>> Begin ENTRIES SUPPLIED
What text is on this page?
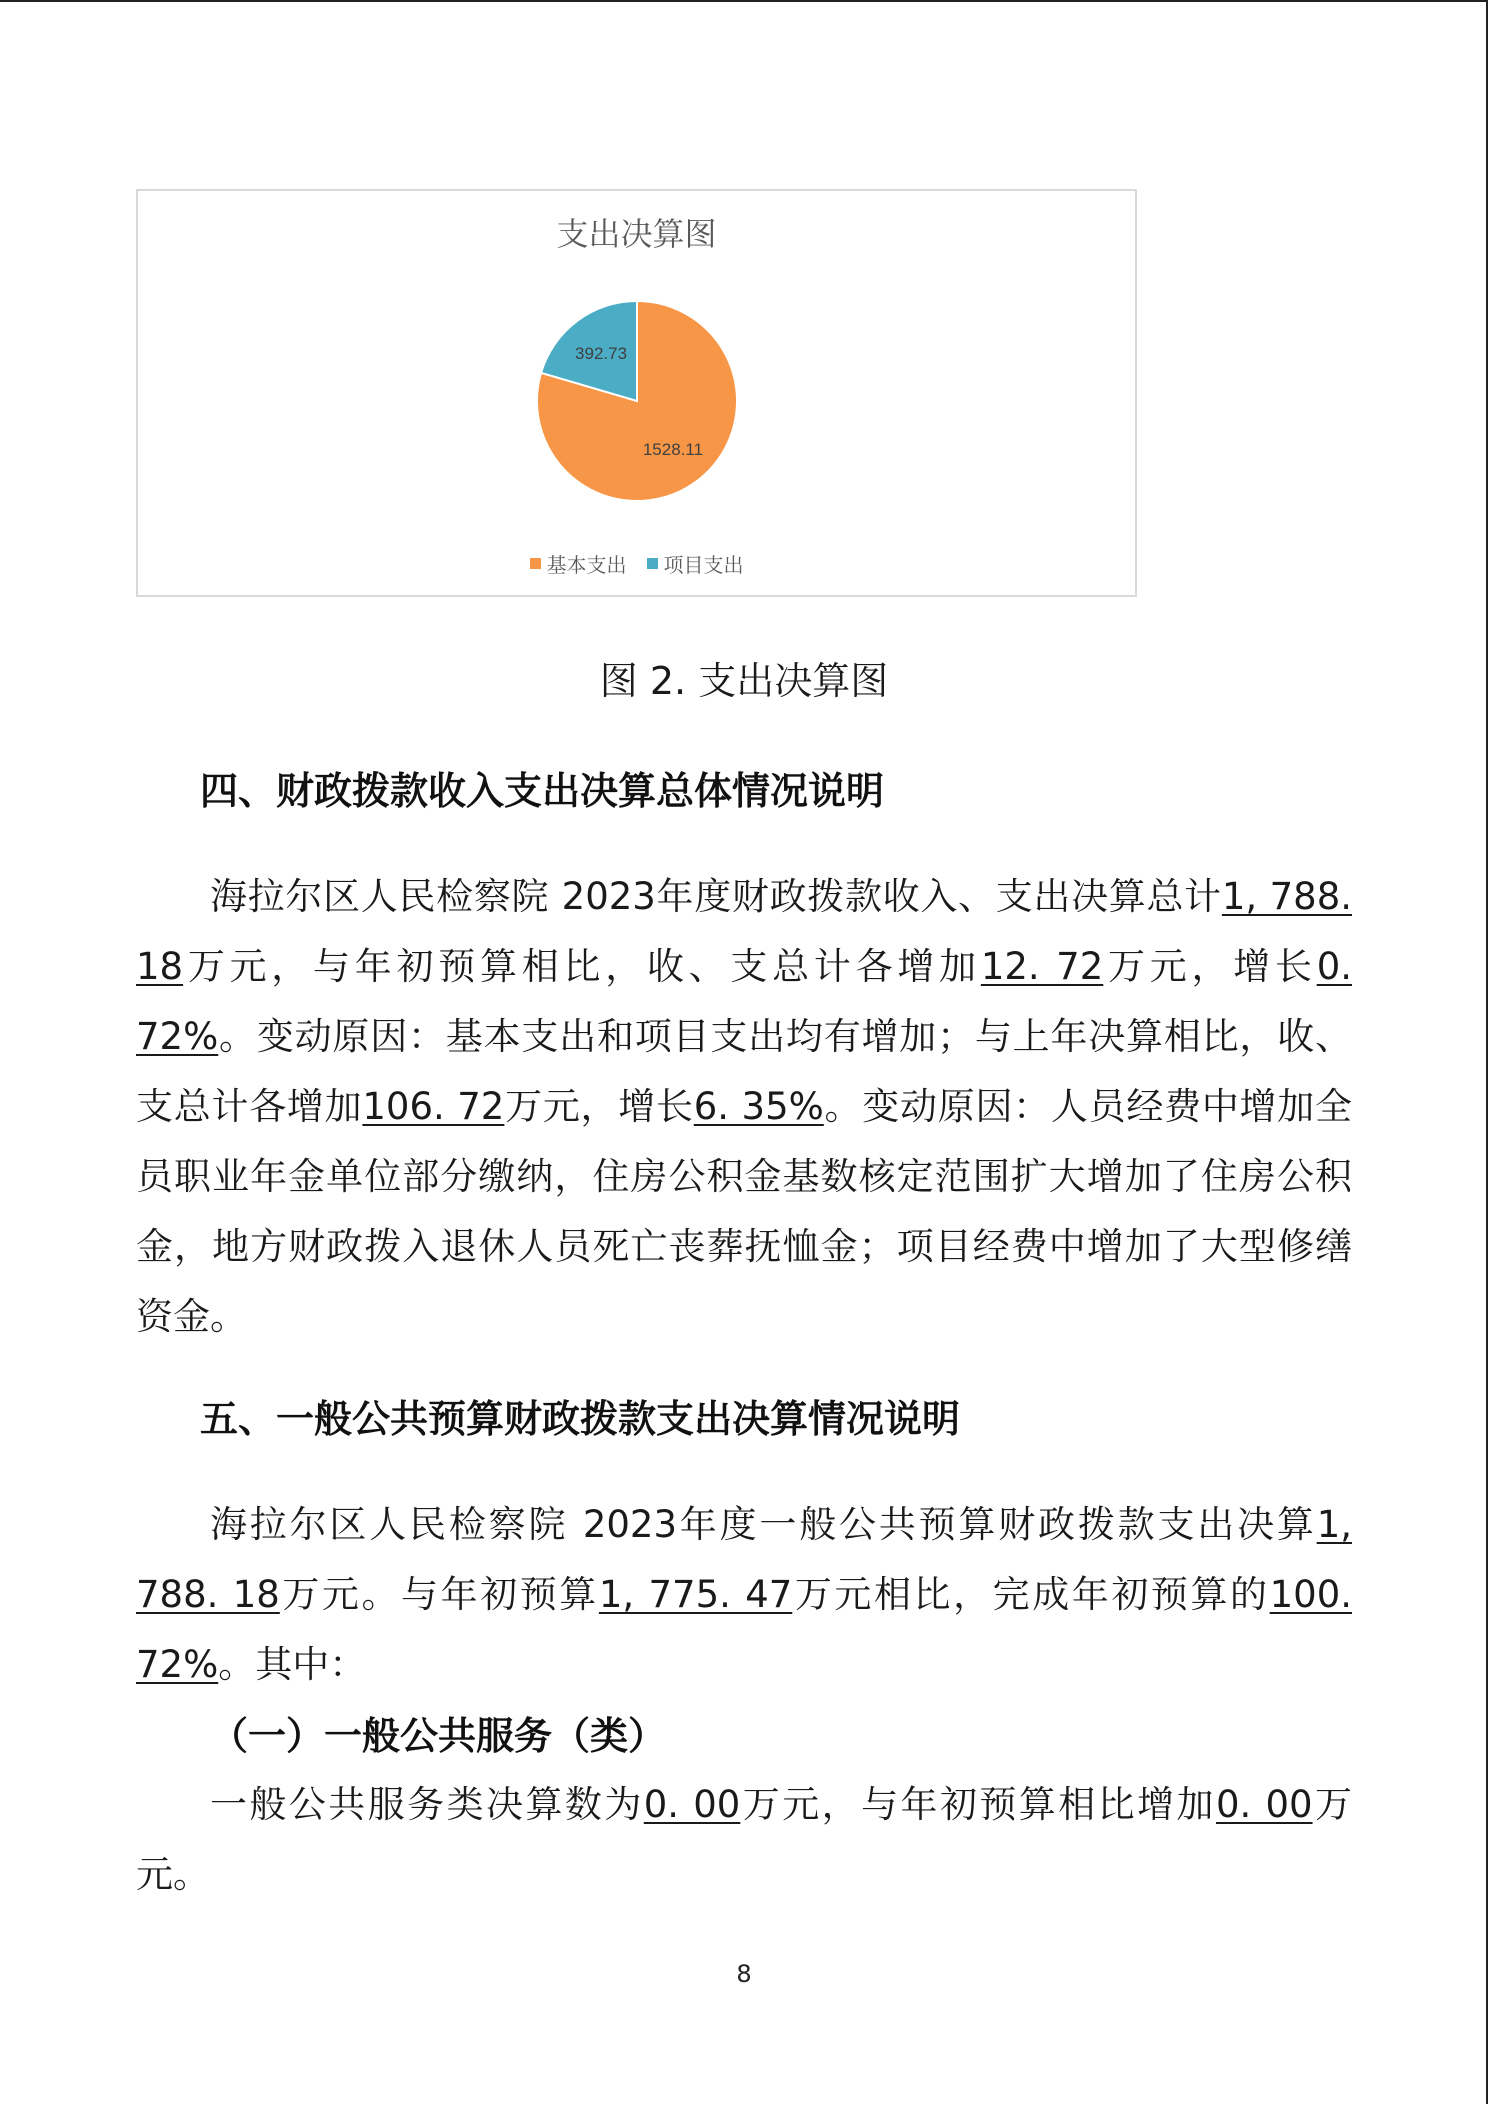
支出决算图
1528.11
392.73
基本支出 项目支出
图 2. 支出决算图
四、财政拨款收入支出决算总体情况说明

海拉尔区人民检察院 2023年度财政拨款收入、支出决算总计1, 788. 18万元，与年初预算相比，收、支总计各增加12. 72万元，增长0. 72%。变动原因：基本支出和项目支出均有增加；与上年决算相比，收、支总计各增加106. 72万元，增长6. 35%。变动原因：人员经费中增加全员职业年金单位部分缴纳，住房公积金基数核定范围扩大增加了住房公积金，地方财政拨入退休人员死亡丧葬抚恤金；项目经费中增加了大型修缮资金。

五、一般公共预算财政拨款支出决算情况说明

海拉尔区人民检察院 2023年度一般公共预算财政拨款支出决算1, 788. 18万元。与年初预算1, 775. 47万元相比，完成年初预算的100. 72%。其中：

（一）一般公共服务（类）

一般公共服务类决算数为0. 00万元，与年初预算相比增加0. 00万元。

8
>> End ENTRIES SUPPLIED
* [EXERCISE] Except for the pictures, give all the material above again verbatim.

* [TASK RESPONSE]
What text is on this page?
支出决算图
1528.11
392.73
基本支出 项目支出
图 2. 支出决算图
四、财政拨款收入支出决算总体情况说明

海拉尔区人民检察院 2023年度财政拨款收入、支出决算总计1, 788. 18万元，与年初预算相比，收、支总计各增加12. 72万元，增长0. 72%。变动原因：基本支出和项目支出均有增加；与上年决算相比，收、支总计各增加106. 72万元，增长6. 35%。变动原因：人员经费中增加全员职业年金单位部分缴纳，住房公积金基数核定范围扩大增加了住房公积金，地方财政拨入退休人员死亡丧葬抚恤金；项目经费中增加了大型修缮资金。

五、一般公共预算财政拨款支出决算情况说明

海拉尔区人民检察院 2023年度一般公共预算财政拨款支出决算1, 788. 18万元。与年初预算1, 775. 47万元相比，完成年初预算的100. 72%。其中：

（一）一般公共服务（类）

一般公共服务类决算数为0. 00万元，与年初预算相比增加0. 00万元。

8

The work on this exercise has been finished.